### INSTRUCTIONS FOR THE TASK
Restate the records below word for word, and omit the images they hold.

### RECORDS SUPPLIED
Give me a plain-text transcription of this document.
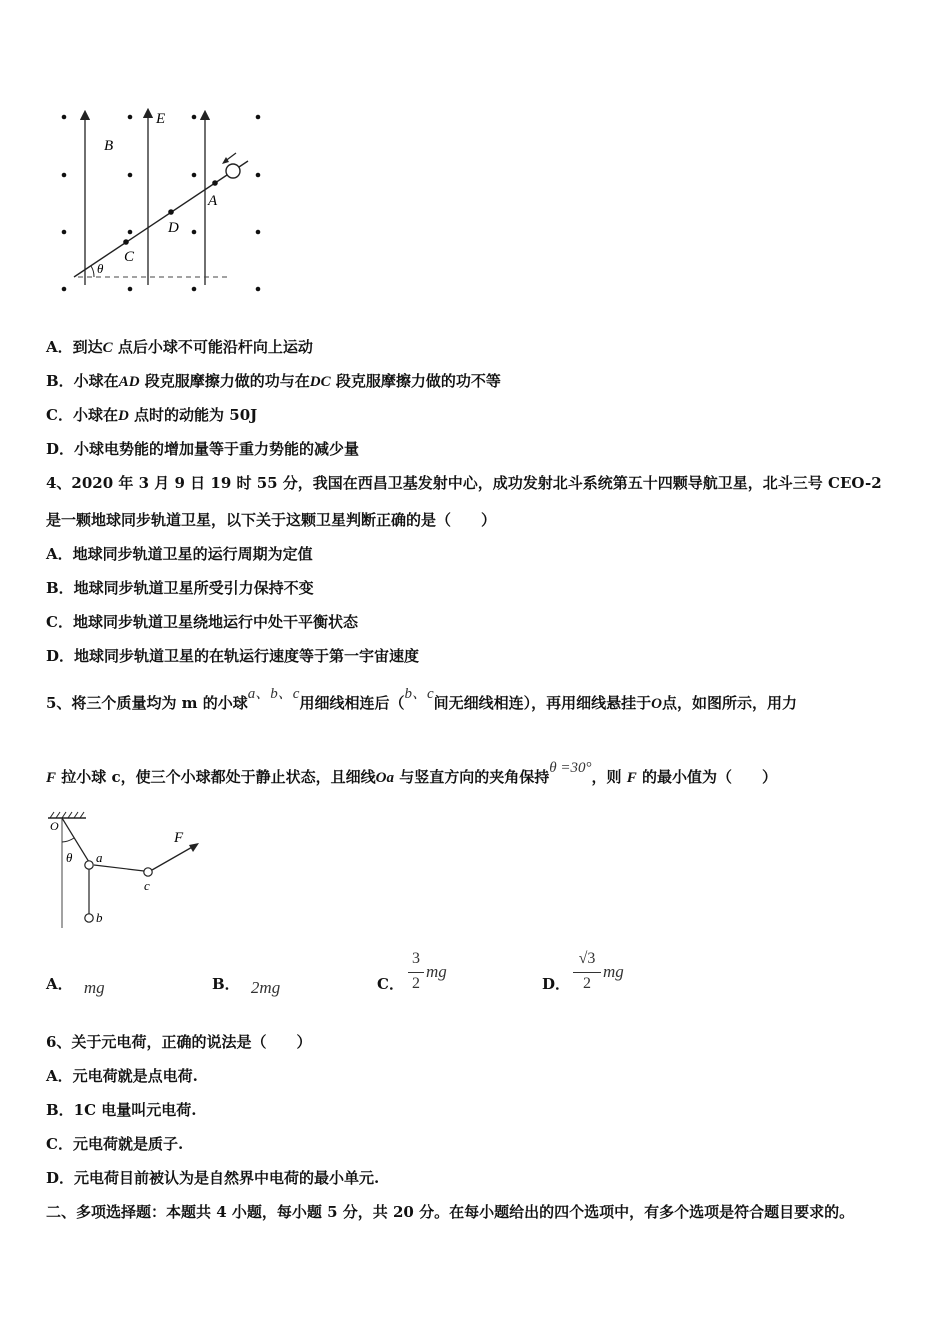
B
E
A
D
C
θ
A．到达C 点后小球不可能沿杆向上运动
B．小球在AD 段克服摩擦力做的功与在DC 段克服摩擦力做的功不等
C．小球在D 点时的动能为 50J
D．小球电势能的增加量等于重力势能的减少量
4、2020 年 3 月 9 日 19 时 55 分，我国在西昌卫基发射中心，成功发射北斗系统第五十四颗导航卫星，北斗三号 CEO-2
是一颗地球同步轨道卫星，以下关于这颗卫星判断正确的是（　　）
A．地球同步轨道卫星的运行周期为定值
B．地球同步轨道卫星所受引力保持不变
C．地球同步轨道卫星绕地运行中处干平衡状态
D．地球同步轨道卫星的在轨运行速度等于第一宇宙速度
5、将三个质量均为 m 的小球a、b、c用细线相连后（b、c间无细线相连），再用细线悬挂于O点，如图所示，用力
F 拉小球 c，使三个小球都处于静止状态，且细线Oa 与竖直方向的夹角保持θ =30°，则 F 的最小值为（　　）
O
θ a
b
c
F
A． mg	B． 2mg	C．
3
2
mg
D．
√3
2
mg
6、关于元电荷，正确的说法是（　　）
A．元电荷就是点电荷.
B．1C 电量叫元电荷.
C．元电荷就是质子.
D．元电荷目前被认为是自然界中电荷的最小单元.
二、多项选择题：本题共 4 小题，每小题 5 分，共 20 分。在每小题给出的四个选项中，有多个选项是符合题目要求的。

### REPLY TO THE EXERCISE
Give me a plain-text transcription of this document.
B
E
A
D
C
θ
A．到达C 点后小球不可能沿杆向上运动
B．小球在AD 段克服摩擦力做的功与在DC 段克服摩擦力做的功不等
C．小球在D 点时的动能为 50J
D．小球电势能的增加量等于重力势能的减少量
4、2020 年 3 月 9 日 19 时 55 分，我国在西昌卫基发射中心，成功发射北斗系统第五十四颗导航卫星，北斗三号 CEO-2
是一颗地球同步轨道卫星，以下关于这颗卫星判断正确的是（　　）
A．地球同步轨道卫星的运行周期为定值
B．地球同步轨道卫星所受引力保持不变
C．地球同步轨道卫星绕地运行中处干平衡状态
D．地球同步轨道卫星的在轨运行速度等于第一宇宙速度
5、将三个质量均为 m 的小球a、b、c用细线相连后（b、c间无细线相连），再用细线悬挂于O点，如图所示，用力
F 拉小球 c，使三个小球都处于静止状态，且细线Oa 与竖直方向的夹角保持θ =30°，则 F 的最小值为（　　）
O
θ a
b
c
F
A． mg	B． 2mg	C．
3
2
mg
D．
√3
2
mg
6、关于元电荷，正确的说法是（　　）
A．元电荷就是点电荷.
B．1C 电量叫元电荷.
C．元电荷就是质子.
D．元电荷目前被认为是自然界中电荷的最小单元.
二、多项选择题：本题共 4 小题，每小题 5 分，共 20 分。在每小题给出的四个选项中，有多个选项是符合题目要求的。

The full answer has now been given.